#### Material shown

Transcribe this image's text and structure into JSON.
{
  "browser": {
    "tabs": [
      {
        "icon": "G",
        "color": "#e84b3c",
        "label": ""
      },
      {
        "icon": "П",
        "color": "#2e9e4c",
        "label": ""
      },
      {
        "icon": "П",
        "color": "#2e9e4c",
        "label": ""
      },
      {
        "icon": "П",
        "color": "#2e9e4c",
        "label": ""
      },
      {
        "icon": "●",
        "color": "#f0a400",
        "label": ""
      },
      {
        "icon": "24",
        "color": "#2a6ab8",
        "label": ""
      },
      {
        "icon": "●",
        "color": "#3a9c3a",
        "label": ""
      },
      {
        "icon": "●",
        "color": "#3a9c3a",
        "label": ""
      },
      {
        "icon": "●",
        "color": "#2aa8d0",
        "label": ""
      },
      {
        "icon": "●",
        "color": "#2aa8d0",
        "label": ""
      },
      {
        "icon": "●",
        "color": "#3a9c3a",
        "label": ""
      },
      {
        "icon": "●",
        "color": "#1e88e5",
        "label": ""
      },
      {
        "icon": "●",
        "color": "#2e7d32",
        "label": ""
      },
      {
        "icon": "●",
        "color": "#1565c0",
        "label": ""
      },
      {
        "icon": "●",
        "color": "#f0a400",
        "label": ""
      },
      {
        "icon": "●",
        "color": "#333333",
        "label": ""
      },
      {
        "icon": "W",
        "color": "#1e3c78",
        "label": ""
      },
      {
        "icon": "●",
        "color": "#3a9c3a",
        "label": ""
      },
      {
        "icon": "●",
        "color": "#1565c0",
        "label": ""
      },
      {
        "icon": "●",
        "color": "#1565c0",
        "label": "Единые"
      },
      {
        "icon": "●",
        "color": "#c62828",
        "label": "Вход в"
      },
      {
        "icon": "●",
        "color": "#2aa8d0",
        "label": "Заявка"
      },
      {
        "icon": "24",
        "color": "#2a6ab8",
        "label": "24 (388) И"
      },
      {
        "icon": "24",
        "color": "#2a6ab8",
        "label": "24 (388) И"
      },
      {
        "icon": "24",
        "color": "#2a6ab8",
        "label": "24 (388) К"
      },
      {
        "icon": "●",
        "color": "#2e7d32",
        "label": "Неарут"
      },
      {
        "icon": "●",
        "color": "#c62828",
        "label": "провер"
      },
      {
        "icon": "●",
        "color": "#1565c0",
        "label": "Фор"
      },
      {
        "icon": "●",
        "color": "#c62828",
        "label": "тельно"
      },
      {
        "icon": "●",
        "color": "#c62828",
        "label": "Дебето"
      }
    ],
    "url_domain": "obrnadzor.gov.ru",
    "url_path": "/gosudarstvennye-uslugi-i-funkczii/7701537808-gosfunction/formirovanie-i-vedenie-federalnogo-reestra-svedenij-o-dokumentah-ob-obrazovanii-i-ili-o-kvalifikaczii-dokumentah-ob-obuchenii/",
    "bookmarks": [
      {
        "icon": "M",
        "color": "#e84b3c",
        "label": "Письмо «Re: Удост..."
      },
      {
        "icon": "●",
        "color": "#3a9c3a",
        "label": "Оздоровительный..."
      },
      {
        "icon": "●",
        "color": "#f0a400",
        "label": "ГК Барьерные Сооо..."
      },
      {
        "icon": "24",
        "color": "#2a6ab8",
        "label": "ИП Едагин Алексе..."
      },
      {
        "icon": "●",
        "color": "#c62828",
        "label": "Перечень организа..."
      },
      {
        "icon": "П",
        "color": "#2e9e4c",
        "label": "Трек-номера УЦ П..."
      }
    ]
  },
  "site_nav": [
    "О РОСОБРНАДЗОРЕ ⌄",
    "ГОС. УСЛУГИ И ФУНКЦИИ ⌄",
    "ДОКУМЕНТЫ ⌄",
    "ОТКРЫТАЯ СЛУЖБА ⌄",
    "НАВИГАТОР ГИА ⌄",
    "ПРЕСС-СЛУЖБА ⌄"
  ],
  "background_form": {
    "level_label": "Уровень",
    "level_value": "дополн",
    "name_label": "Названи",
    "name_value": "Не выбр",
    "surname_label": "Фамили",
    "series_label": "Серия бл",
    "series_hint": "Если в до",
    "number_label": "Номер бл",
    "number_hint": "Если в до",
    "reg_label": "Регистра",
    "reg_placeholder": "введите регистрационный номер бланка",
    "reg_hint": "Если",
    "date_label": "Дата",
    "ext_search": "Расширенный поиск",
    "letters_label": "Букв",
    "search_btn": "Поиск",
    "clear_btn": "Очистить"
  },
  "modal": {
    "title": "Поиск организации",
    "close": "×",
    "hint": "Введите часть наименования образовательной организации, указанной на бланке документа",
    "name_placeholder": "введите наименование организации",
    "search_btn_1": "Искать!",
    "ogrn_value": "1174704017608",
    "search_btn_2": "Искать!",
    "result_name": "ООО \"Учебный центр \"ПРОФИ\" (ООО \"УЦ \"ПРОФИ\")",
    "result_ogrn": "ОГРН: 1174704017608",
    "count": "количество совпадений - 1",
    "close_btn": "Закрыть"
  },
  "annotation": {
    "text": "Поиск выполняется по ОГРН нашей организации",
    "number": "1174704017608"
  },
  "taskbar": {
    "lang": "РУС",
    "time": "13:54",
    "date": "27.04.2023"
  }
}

########

## Task prompt
Extract the whole listing, character for character.

## Final result
Transcribe this image's text and structure into JSON.
{
  "browser": {
    "tabs": [
      {
        "icon": "G",
        "color": "#e84b3c",
        "label": ""
      },
      {
        "icon": "П",
        "color": "#2e9e4c",
        "label": ""
      },
      {
        "icon": "П",
        "color": "#2e9e4c",
        "label": ""
      },
      {
        "icon": "П",
        "color": "#2e9e4c",
        "label": ""
      },
      {
        "icon": "●",
        "color": "#f0a400",
        "label": ""
      },
      {
        "icon": "24",
        "color": "#2a6ab8",
        "label": ""
      },
      {
        "icon": "●",
        "color": "#3a9c3a",
        "label": ""
      },
      {
        "icon": "●",
        "color": "#3a9c3a",
        "label": ""
      },
      {
        "icon": "●",
        "color": "#2aa8d0",
        "label": ""
      },
      {
        "icon": "●",
        "color": "#2aa8d0",
        "label": ""
      },
      {
        "icon": "●",
        "color": "#3a9c3a",
        "label": ""
      },
      {
        "icon": "●",
        "color": "#1e88e5",
        "label": ""
      },
      {
        "icon": "●",
        "color": "#2e7d32",
        "label": ""
      },
      {
        "icon": "●",
        "color": "#1565c0",
        "label": ""
      },
      {
        "icon": "●",
        "color": "#f0a400",
        "label": ""
      },
      {
        "icon": "●",
        "color": "#333333",
        "label": ""
      },
      {
        "icon": "W",
        "color": "#1e3c78",
        "label": ""
      },
      {
        "icon": "●",
        "color": "#3a9c3a",
        "label": ""
      },
      {
        "icon": "●",
        "color": "#1565c0",
        "label": ""
      },
      {
        "icon": "●",
        "color": "#1565c0",
        "label": "Единые"
      },
      {
        "icon": "●",
        "color": "#c62828",
        "label": "Вход в"
      },
      {
        "icon": "●",
        "color": "#2aa8d0",
        "label": "Заявка"
      },
      {
        "icon": "24",
        "color": "#2a6ab8",
        "label": "24 (388) И"
      },
      {
        "icon": "24",
        "color": "#2a6ab8",
        "label": "24 (388) И"
      },
      {
        "icon": "24",
        "color": "#2a6ab8",
        "label": "24 (388) К"
      },
      {
        "icon": "●",
        "color": "#2e7d32",
        "label": "Неарут"
      },
      {
        "icon": "●",
        "color": "#c62828",
        "label": "провер"
      },
      {
        "icon": "●",
        "color": "#1565c0",
        "label": "Фор"
      },
      {
        "icon": "●",
        "color": "#c62828",
        "label": "тельно"
      },
      {
        "icon": "●",
        "color": "#c62828",
        "label": "Дебето"
      }
    ],
    "url_domain": "obrnadzor.gov.ru",
    "url_path": "/gosudarstvennye-uslugi-i-funkczii/7701537808-gosfunction/formirovanie-i-vedenie-federalnogo-reestra-svedenij-o-dokumentah-ob-obrazovanii-i-ili-o-kvalifikaczii-dokumentah-ob-obuchenii/",
    "bookmarks": [
      {
        "icon": "M",
        "color": "#e84b3c",
        "label": "Письмо «Re: Удост..."
      },
      {
        "icon": "●",
        "color": "#3a9c3a",
        "label": "Оздоровительный..."
      },
      {
        "icon": "●",
        "color": "#f0a400",
        "label": "ГК Барьерные Сооо..."
      },
      {
        "icon": "24",
        "color": "#2a6ab8",
        "label": "ИП Едагин Алексе..."
      },
      {
        "icon": "●",
        "color": "#c62828",
        "label": "Перечень организа..."
      },
      {
        "icon": "П",
        "color": "#2e9e4c",
        "label": "Трек-номера УЦ П..."
      }
    ]
  },
  "site_nav": [
    "О РОСОБРНАДЗОРЕ ⌄",
    "ГОС. УСЛУГИ И ФУНКЦИИ ⌄",
    "ДОКУМЕНТЫ ⌄",
    "ОТКРЫТАЯ СЛУЖБА ⌄",
    "НАВИГАТОР ГИА ⌄",
    "ПРЕСС-СЛУЖБА ⌄"
  ],
  "background_form": {
    "level_label": "Уровень",
    "level_value": "дополн",
    "name_label": "Названи",
    "name_value": "Не выбр",
    "surname_label": "Фамили",
    "series_label": "Серия бл",
    "series_hint": "Если в до",
    "number_label": "Номер бл",
    "number_hint": "Если в до",
    "reg_label": "Регистра",
    "reg_placeholder": "введите регистрационный номер бланка",
    "reg_hint": "Если",
    "date_label": "Дата",
    "ext_search": "Расширенный поиск",
    "letters_label": "Букв",
    "search_btn": "Поиск",
    "clear_btn": "Очистить"
  },
  "modal": {
    "title": "Поиск организации",
    "close": "×",
    "hint": "Введите часть наименования образовательной организации, указанной на бланке документа",
    "name_placeholder": "введите наименование организации",
    "search_btn_1": "Искать!",
    "ogrn_value": "1174704017608",
    "search_btn_2": "Искать!",
    "result_name": "ООО \"Учебный центр \"ПРОФИ\" (ООО \"УЦ \"ПРОФИ\")",
    "result_ogrn": "ОГРН: 1174704017608",
    "count": "количество совпадений - 1",
    "close_btn": "Закрыть"
  },
  "annotation": {
    "text": "Поиск выполняется по ОГРН нашей организации",
    "number": "1174704017608"
  },
  "taskbar": {
    "lang": "РУС",
    "time": "13:54",
    "date": "27.04.2023"
  }
}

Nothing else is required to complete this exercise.